▶ **Fragmento de lectura**
Un caso histórico: las desventuras del tablero de Palenque
La historia epopéyica del tablero del Templo de la Cruz de Palenque, debería estar escrita no en una historia como ésta, sino en una historia de la estupidez humana. Las peripecias de estos tableros comienzan cuando los primeros exploradores de las ruinas los descubren a fines del siglo XVIII, y observan que existe un gran tablero —compuesto de tres panes — en el interior del templo y que aún están fijas al muro. El último en verlas en esa posición fue el capitán Guillermo Dupaix en 1809. Años más tarde, cuando arribó a Palenque el Conde Waldeck, se encontró con que uno de los fragmentos esculpidos, el central, había sido retirado y se encontraba cerca del río que atravesaba la ciudad, listo para ser trasladado al pueblo.
En 1832, al observar esto, Waldeck averiguó rápidamente qué era lo que estaba pasando, y se enteró que la señora Irene Balboa, en complicidad con el alcalde Tomás Garrido, lo habían retirado para enviarlo a los Estados Unidos, por iniciativa de un norteamericano novio de la hija de doña Irene. Waldeck encaró al alcalde, le mostró sus credenciales, y prestamente envió una carta al gobernador, en la que en términos perentorios describía la situación en su pésimo español, y le exigía que tomara cartas en el asunto. El alcalde por su parte, al ver que el pasaporte de Waldeck estaba expedido por Lucas Alamán, preguntó inocentemente por qué firmaba el papel «un alemán». Esta correspondencia está ya publicada parcialmente, y es un conjunto de documentos importantes para remarcar la propiedad estatal del patrimonio arqueológico en fecha tan temprana.

▶ **Tareas a realizar**
a - Reproduzca el fragmento de lectura comenzando en "En 1832, al" y terminando en "fecha tan temprana.", y cambie "pésimo" por "deficiente".
b - Responda estas preguntas según el fragmento de lectura:
(i) ¿Quién fue el último en ver los tableros fijos al muro y en qué año los vio así?
(ii) ¿En qué año observó Waldeck que habían retirado el fragmento central?
(iii) ¿Quién había expedido el pasaporte de Waldeck?
Los ítems provienen de una fuente distinta.

▶ **Ítems proporcionados**
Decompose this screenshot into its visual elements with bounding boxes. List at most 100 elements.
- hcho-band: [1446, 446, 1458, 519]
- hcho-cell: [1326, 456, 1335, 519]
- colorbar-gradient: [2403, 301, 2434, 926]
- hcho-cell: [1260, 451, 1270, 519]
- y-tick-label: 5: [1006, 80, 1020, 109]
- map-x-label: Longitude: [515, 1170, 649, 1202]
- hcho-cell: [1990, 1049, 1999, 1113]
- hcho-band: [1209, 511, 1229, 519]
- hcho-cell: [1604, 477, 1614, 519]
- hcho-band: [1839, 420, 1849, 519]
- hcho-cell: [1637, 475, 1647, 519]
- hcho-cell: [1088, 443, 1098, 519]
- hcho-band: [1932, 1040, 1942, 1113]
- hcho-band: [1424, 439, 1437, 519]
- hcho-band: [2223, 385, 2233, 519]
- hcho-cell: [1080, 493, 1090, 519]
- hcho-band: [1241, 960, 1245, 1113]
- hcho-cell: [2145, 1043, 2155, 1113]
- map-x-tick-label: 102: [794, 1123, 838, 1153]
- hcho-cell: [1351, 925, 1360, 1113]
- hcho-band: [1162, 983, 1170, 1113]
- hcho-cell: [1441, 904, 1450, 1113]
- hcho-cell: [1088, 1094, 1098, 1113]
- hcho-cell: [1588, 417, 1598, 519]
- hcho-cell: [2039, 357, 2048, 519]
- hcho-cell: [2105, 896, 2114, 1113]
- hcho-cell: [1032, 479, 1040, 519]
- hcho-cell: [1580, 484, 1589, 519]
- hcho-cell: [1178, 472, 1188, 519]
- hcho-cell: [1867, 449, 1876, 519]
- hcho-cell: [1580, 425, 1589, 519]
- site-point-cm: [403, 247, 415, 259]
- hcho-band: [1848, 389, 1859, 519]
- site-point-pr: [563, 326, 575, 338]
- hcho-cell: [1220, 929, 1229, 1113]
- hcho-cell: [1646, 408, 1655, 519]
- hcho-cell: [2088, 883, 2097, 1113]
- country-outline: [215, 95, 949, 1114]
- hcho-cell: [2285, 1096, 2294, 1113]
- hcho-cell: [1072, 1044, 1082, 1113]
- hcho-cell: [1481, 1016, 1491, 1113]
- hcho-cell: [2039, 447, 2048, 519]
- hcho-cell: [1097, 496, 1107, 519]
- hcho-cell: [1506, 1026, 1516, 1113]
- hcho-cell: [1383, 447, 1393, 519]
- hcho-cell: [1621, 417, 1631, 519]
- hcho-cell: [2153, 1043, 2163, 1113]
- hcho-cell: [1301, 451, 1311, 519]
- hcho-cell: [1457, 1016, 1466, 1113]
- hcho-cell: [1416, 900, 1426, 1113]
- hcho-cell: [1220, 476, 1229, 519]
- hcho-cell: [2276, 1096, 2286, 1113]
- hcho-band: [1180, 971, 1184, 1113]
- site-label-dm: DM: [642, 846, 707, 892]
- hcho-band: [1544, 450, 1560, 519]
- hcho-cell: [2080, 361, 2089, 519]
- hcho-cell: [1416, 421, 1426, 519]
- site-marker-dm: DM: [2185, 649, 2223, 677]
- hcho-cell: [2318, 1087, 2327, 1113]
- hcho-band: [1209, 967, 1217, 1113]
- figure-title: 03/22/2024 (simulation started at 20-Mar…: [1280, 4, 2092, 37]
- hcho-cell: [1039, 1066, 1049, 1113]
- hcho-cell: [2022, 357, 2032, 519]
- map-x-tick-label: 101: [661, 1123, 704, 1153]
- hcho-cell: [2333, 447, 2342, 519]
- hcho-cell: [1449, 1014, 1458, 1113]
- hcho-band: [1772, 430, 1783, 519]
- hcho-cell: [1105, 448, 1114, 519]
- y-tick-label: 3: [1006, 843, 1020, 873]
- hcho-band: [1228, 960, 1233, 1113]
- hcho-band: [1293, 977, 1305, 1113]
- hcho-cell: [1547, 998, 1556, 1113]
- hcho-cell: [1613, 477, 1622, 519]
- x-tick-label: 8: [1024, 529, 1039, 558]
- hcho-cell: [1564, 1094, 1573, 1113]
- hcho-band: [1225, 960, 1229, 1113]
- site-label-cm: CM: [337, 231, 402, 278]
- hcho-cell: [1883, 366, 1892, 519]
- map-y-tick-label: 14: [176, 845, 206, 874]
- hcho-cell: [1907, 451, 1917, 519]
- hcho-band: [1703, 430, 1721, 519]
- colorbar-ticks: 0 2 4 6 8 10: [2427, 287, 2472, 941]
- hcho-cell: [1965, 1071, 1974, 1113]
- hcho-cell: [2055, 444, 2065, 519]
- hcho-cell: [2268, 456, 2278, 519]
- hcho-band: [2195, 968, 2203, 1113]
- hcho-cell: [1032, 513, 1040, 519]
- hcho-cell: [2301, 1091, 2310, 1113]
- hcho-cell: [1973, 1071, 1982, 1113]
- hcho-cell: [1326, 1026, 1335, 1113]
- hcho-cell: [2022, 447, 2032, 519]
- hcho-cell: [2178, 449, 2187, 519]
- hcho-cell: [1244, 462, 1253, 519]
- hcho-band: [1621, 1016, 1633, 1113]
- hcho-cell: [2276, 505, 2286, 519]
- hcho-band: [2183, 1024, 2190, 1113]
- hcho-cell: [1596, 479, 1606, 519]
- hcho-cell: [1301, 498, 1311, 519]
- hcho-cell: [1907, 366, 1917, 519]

▶ **Respuestas del ejercicio**
a -
En 1832, al observar esto, Waldeck averiguó rápidamente qué era lo que estaba pasando, y se enteró que la señora Irene Balboa, en complicidad con el alcalde Tomás Garrido, lo habían retirado para enviarlo a los Estados Unidos, por iniciativa de un norteamericano novio de la hija de doña Irene. Waldeck encaró al alcalde, le mostró sus credenciales, y prestamente envió una carta al gobernador, en la que en términos perentorios describía la situación en su deficiente español, y le exigía que tomara cartas en el asunto. El alcalde por su parte, al ver que el pasaporte de Waldeck estaba expedido por Lucas Alamán, preguntó inocentemente por qué firmaba el papel «un alemán». Esta correspondencia está ya publicada parcialmente, y es un conjunto de documentos importantes para remarcar la propiedad estatal del patrimonio arqueológico en fecha tan temprana.

b -
(i) El capitán Guillermo Dupaix, en 1809.
(ii) En 1832.
(iii) Lucas Alamán.